STATED TASK
Count how many lines mention the word "客人用餐". Write that number alone.

RECORDS PROVIDED
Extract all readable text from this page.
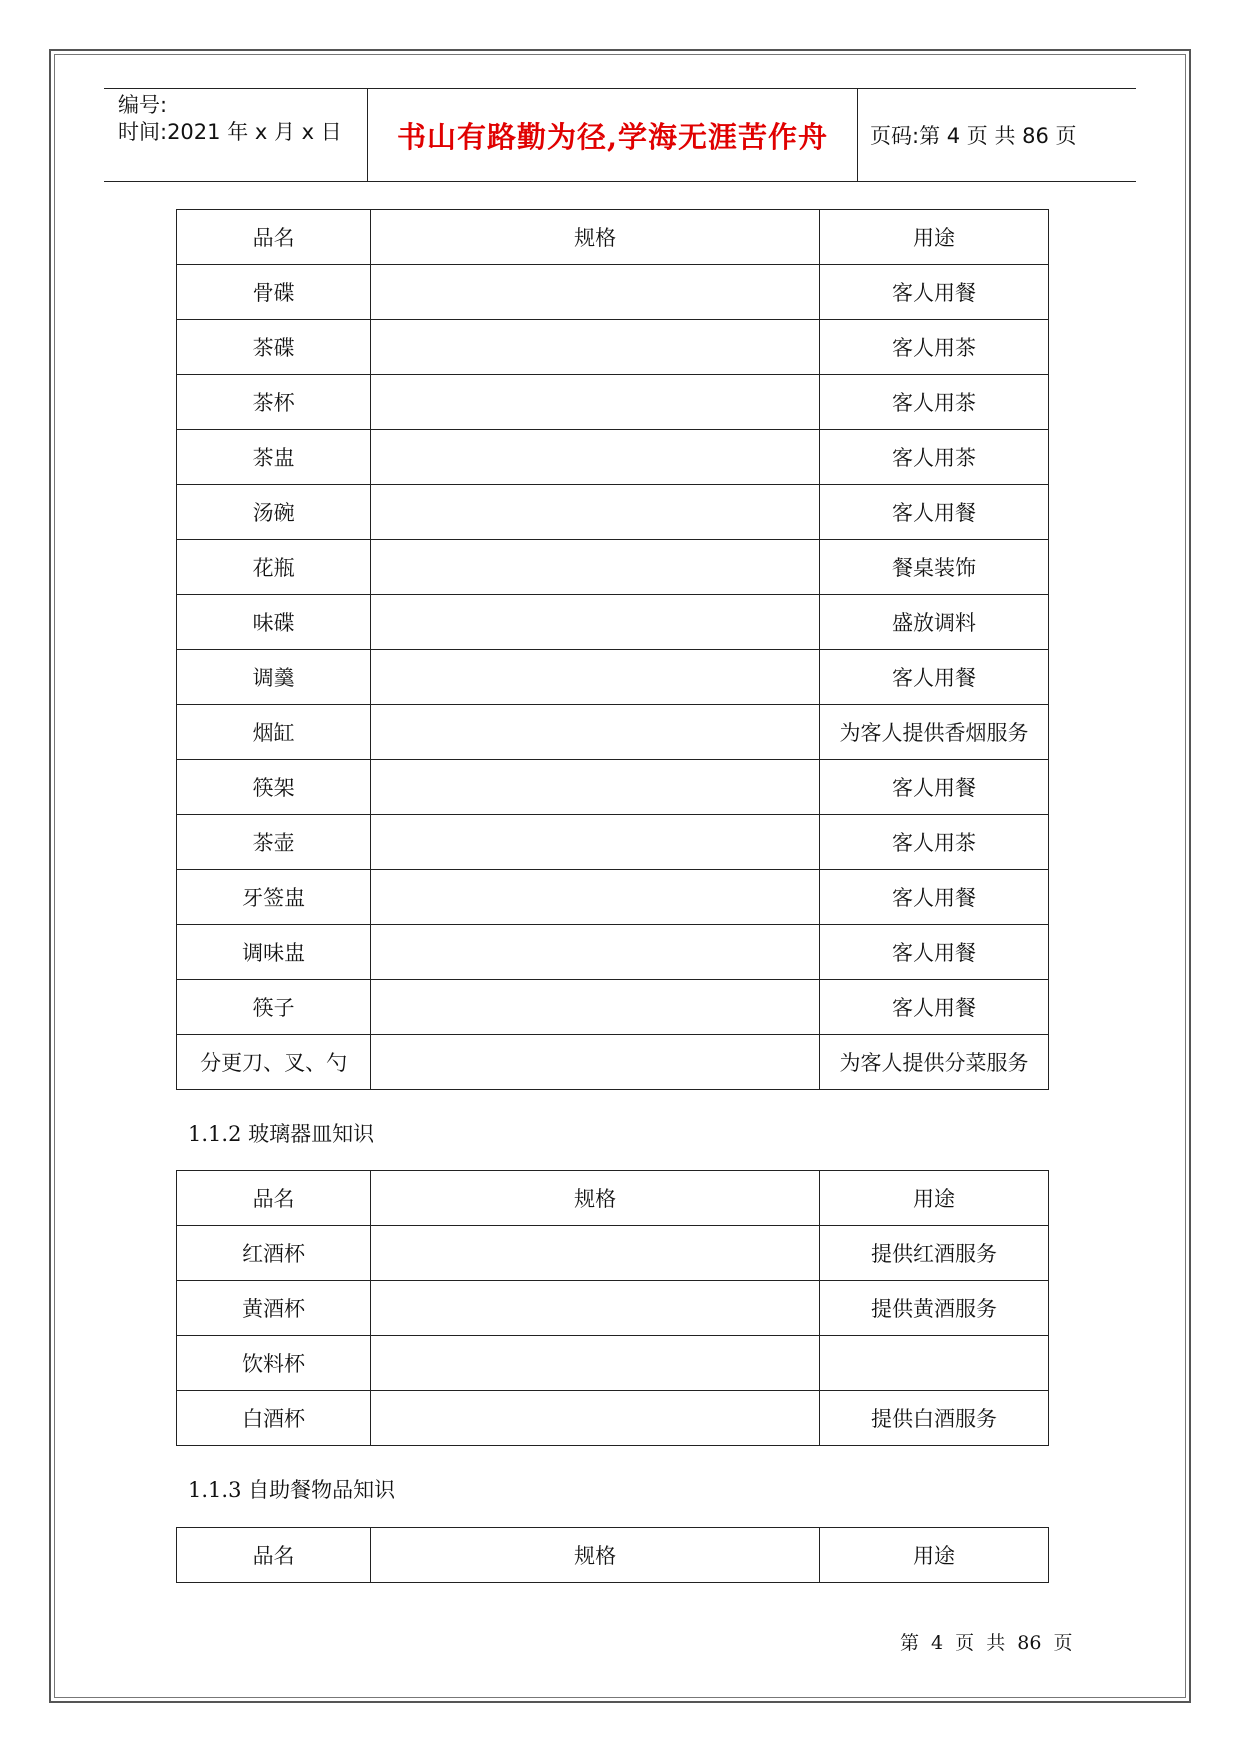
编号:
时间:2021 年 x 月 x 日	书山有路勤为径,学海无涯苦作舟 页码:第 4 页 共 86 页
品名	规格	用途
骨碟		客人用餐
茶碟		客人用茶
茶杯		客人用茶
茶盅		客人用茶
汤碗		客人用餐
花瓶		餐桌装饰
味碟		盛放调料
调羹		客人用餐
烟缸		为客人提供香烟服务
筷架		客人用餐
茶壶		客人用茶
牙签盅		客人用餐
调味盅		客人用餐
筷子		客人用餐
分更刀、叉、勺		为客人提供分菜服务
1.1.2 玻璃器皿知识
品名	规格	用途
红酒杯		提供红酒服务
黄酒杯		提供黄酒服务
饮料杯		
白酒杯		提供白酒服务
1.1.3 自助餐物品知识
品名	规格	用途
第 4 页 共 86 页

REPLY TO THE TASK
7